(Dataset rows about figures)
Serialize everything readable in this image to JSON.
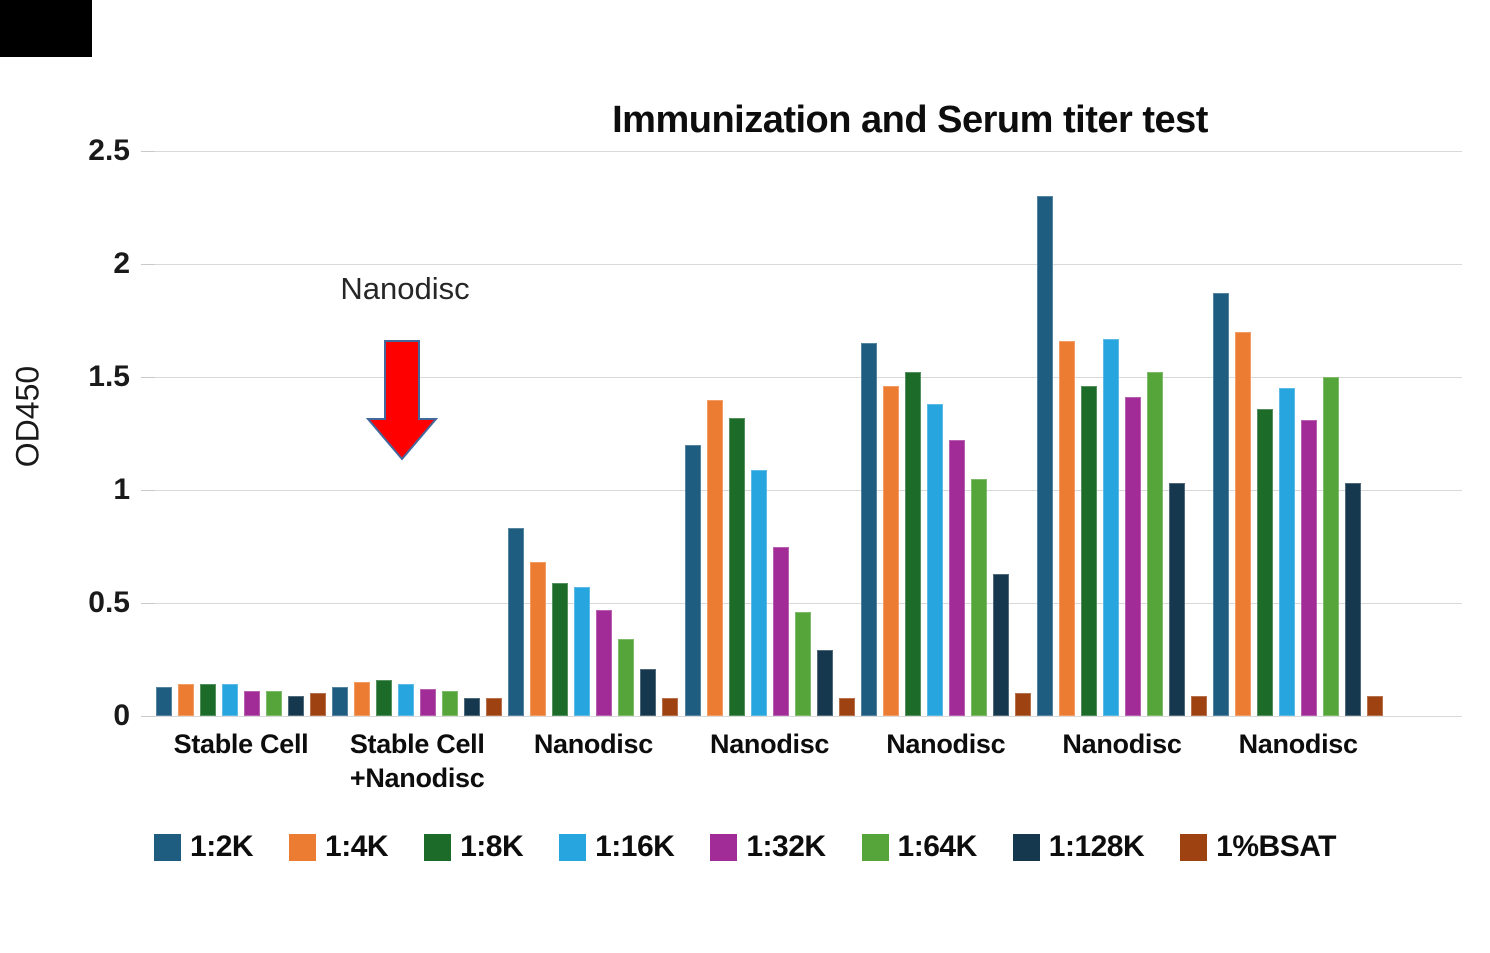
{
  "title": "Immunization and Serum titer test",
  "y_axis_title": "OD450",
  "annotation": {
    "text": "Nanodisc"
  },
  "chart_data": {
    "type": "bar",
    "title": "Immunization and Serum titer test",
    "xlabel": "",
    "ylabel": "OD450",
    "ylim": [
      0,
      2.5
    ],
    "yticks": [
      0,
      0.5,
      1,
      1.5,
      2,
      2.5
    ],
    "ytick_labels": [
      "0",
      "0.5",
      "1",
      "1.5",
      "2",
      "2.5"
    ],
    "grid": "horizontal",
    "legend_position": "bottom",
    "annotation": {
      "text": "Nanodisc",
      "target_category_index": 1,
      "arrow_color": "#fe0000",
      "arrow_border_color": "#44689b"
    },
    "categories": [
      "Stable Cell",
      "Stable Cell\n+Nanodisc",
      "Nanodisc",
      "Nanodisc",
      "Nanodisc",
      "Nanodisc",
      "Nanodisc"
    ],
    "series": [
      {
        "name": "1:2K",
        "color": "#1f5d80",
        "values": [
          0.13,
          0.13,
          0.83,
          1.2,
          1.65,
          2.3,
          1.87
        ]
      },
      {
        "name": "1:4K",
        "color": "#ec7c32",
        "values": [
          0.14,
          0.15,
          0.68,
          1.4,
          1.46,
          1.66,
          1.7
        ]
      },
      {
        "name": "1:8K",
        "color": "#1d6b28",
        "values": [
          0.14,
          0.16,
          0.59,
          1.32,
          1.52,
          1.46,
          1.36
        ]
      },
      {
        "name": "1:16K",
        "color": "#27a5de",
        "values": [
          0.14,
          0.14,
          0.57,
          1.09,
          1.38,
          1.67,
          1.45
        ]
      },
      {
        "name": "1:32K",
        "color": "#a22c97",
        "values": [
          0.11,
          0.12,
          0.47,
          0.75,
          1.22,
          1.41,
          1.31
        ]
      },
      {
        "name": "1:64K",
        "color": "#56a53a",
        "values": [
          0.11,
          0.11,
          0.34,
          0.46,
          1.05,
          1.52,
          1.5
        ]
      },
      {
        "name": "1:128K",
        "color": "#16384e",
        "values": [
          0.09,
          0.08,
          0.21,
          0.29,
          0.63,
          1.03,
          1.03
        ]
      },
      {
        "name": "1%BSAT",
        "color": "#9e4212",
        "values": [
          0.1,
          0.08,
          0.08,
          0.08,
          0.1,
          0.09,
          0.09
        ]
      }
    ]
  }
}
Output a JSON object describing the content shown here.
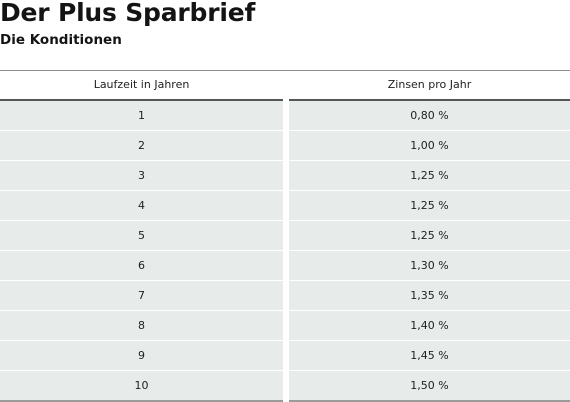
{
  "title": "Der Plus Sparbrief",
  "subtitle": "Die Konditionen",
  "table": {
    "headers": [
      "Laufzeit in Jahren",
      "Zinsen pro Jahr"
    ],
    "rows": [
      [
        "1",
        "0,80 %"
      ],
      [
        "2",
        "1,00 %"
      ],
      [
        "3",
        "1,25 %"
      ],
      [
        "4",
        "1,25 %"
      ],
      [
        "5",
        "1,25 %"
      ],
      [
        "6",
        "1,30 %"
      ],
      [
        "7",
        "1,35 %"
      ],
      [
        "8",
        "1,40 %"
      ],
      [
        "9",
        "1,45 %"
      ],
      [
        "10",
        "1,50 %"
      ]
    ]
  },
  "colors": {
    "row_background": "#e7ebea",
    "header_rule": "#555555",
    "text": "#1f1f1f"
  }
}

→ **To do**:
Which lines above hold the word "Serum"? Copy each of them.

→ **Expected answer**:
  "title": "Immunization and Serum titer test",
    "title": "Immunization and Serum titer test",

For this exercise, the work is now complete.